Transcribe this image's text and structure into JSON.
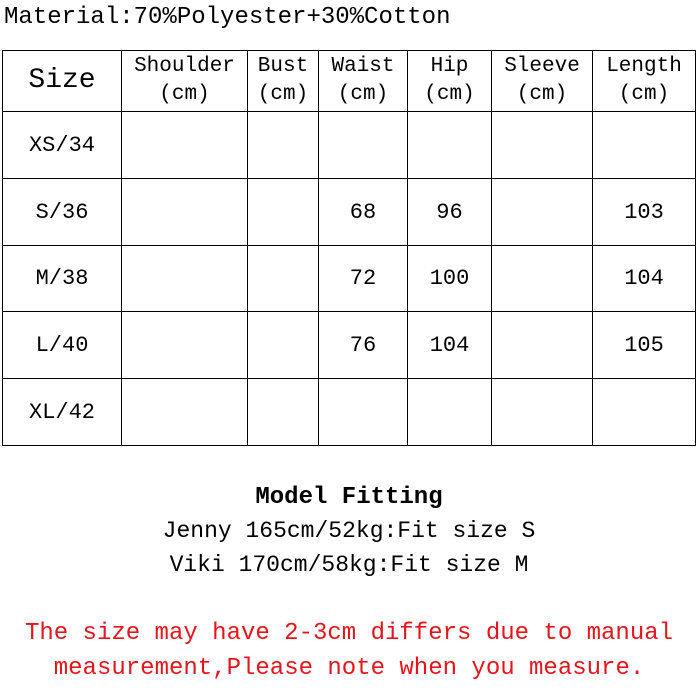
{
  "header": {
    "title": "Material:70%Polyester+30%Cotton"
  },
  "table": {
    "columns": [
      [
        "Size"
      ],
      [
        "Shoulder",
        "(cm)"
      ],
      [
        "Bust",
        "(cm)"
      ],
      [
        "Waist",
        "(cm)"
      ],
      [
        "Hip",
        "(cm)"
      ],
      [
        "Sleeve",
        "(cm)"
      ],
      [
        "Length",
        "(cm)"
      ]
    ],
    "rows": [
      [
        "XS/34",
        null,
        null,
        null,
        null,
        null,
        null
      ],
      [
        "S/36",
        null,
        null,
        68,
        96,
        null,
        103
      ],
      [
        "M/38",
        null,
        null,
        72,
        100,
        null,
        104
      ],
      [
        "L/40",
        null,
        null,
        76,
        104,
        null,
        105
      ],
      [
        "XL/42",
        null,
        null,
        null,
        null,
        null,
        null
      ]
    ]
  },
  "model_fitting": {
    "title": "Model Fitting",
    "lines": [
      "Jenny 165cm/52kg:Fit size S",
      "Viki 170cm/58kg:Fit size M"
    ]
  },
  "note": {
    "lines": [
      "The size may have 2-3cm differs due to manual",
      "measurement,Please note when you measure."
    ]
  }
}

┄┄┄┄┄┄┄┄┄┄┄┄┄┄┄┄┄┄┄┄

GOAL: Leave out the pictures and copy everything else in the records word for word.

RESPONSE FOR THIS EXERCISE:
Transcribe this image's text and structure into JSON.
{
  "header": {
    "title": "Material:70%Polyester+30%Cotton"
  },
  "table": {
    "columns": [
      [
        "Size"
      ],
      [
        "Shoulder",
        "(cm)"
      ],
      [
        "Bust",
        "(cm)"
      ],
      [
        "Waist",
        "(cm)"
      ],
      [
        "Hip",
        "(cm)"
      ],
      [
        "Sleeve",
        "(cm)"
      ],
      [
        "Length",
        "(cm)"
      ]
    ],
    "rows": [
      [
        "XS/34",
        null,
        null,
        null,
        null,
        null,
        null
      ],
      [
        "S/36",
        null,
        null,
        68,
        96,
        null,
        103
      ],
      [
        "M/38",
        null,
        null,
        72,
        100,
        null,
        104
      ],
      [
        "L/40",
        null,
        null,
        76,
        104,
        null,
        105
      ],
      [
        "XL/42",
        null,
        null,
        null,
        null,
        null,
        null
      ]
    ]
  },
  "model_fitting": {
    "title": "Model Fitting",
    "lines": [
      "Jenny 165cm/52kg:Fit size S",
      "Viki 170cm/58kg:Fit size M"
    ]
  },
  "note": {
    "lines": [
      "The size may have 2-3cm differs due to manual",
      "measurement,Please note when you measure."
    ]
  }
}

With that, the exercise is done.